◆ WRITTEN REQUEST ◆
Return each line of the listing below, unchanged, and omit the images.

◆ RECORDS TO USE ◆
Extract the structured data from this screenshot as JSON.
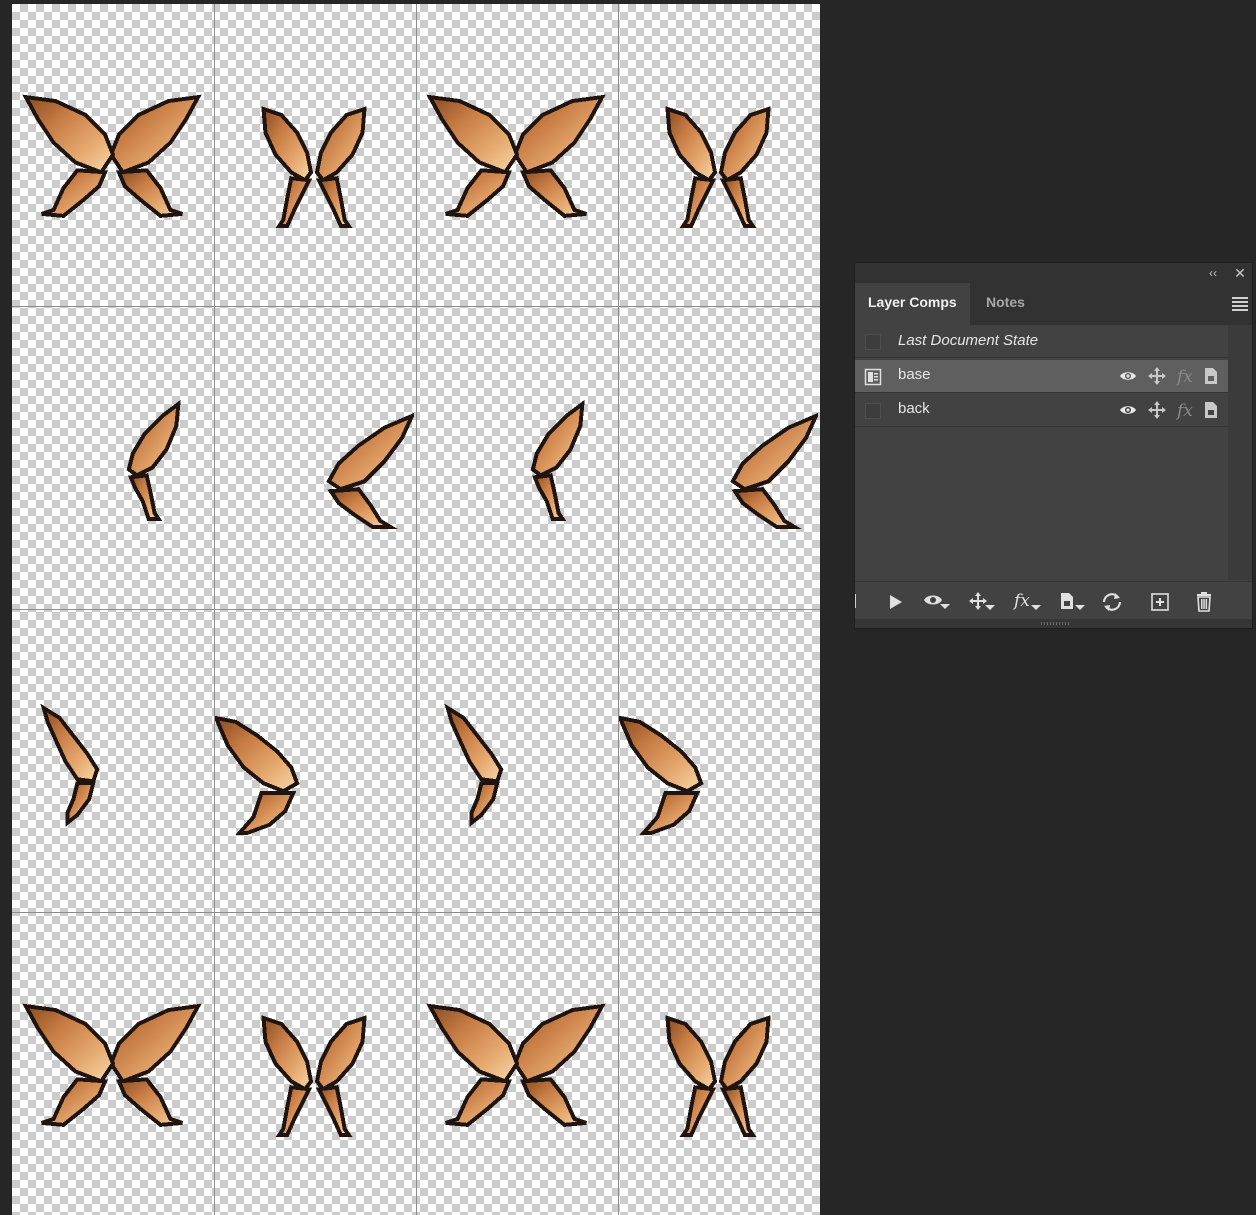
{
  "canvas": {
    "rows": [
      [
        "wing-open",
        "wing-narrow",
        "wing-open",
        "wing-narrow"
      ],
      [
        "wing-side-small",
        "wing-side-large",
        "wing-side-small",
        "wing-side-large"
      ],
      [
        "wing-back-small",
        "wing-back-large",
        "wing-back-small",
        "wing-back-large"
      ],
      [
        "wing-open",
        "wing-narrow",
        "wing-open",
        "wing-narrow"
      ]
    ],
    "colors": {
      "outline": "#1f1410",
      "dark": "#8a4b20",
      "mid": "#c87d45",
      "light": "#e6aa70",
      "highlight": "#f7d9ab"
    }
  },
  "panel": {
    "tabs": [
      {
        "label": "Layer Comps",
        "active": true
      },
      {
        "label": "Notes",
        "active": false
      }
    ],
    "comps": [
      {
        "name": "Last Document State",
        "selected": false,
        "applied": false
      },
      {
        "name": "base",
        "selected": true,
        "applied": true
      },
      {
        "name": "back",
        "selected": false,
        "applied": false
      }
    ],
    "bottom_icons": [
      "play-icon",
      "visibility-apply-icon",
      "position-apply-icon",
      "fx-apply-icon",
      "appearance-apply-icon",
      "update-icon",
      "new-comp-icon",
      "trash-icon"
    ]
  }
}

◆ THE RESULT ◆
Extract the structured data from this screenshot as JSON.
{
  "canvas": {
    "rows": [
      [
        "wing-open",
        "wing-narrow",
        "wing-open",
        "wing-narrow"
      ],
      [
        "wing-side-small",
        "wing-side-large",
        "wing-side-small",
        "wing-side-large"
      ],
      [
        "wing-back-small",
        "wing-back-large",
        "wing-back-small",
        "wing-back-large"
      ],
      [
        "wing-open",
        "wing-narrow",
        "wing-open",
        "wing-narrow"
      ]
    ],
    "colors": {
      "outline": "#1f1410",
      "dark": "#8a4b20",
      "mid": "#c87d45",
      "light": "#e6aa70",
      "highlight": "#f7d9ab"
    }
  },
  "panel": {
    "tabs": [
      {
        "label": "Layer Comps",
        "active": true
      },
      {
        "label": "Notes",
        "active": false
      }
    ],
    "comps": [
      {
        "name": "Last Document State",
        "selected": false,
        "applied": false
      },
      {
        "name": "base",
        "selected": true,
        "applied": true
      },
      {
        "name": "back",
        "selected": false,
        "applied": false
      }
    ],
    "bottom_icons": [
      "play-icon",
      "visibility-apply-icon",
      "position-apply-icon",
      "fx-apply-icon",
      "appearance-apply-icon",
      "update-icon",
      "new-comp-icon",
      "trash-icon"
    ]
  }
}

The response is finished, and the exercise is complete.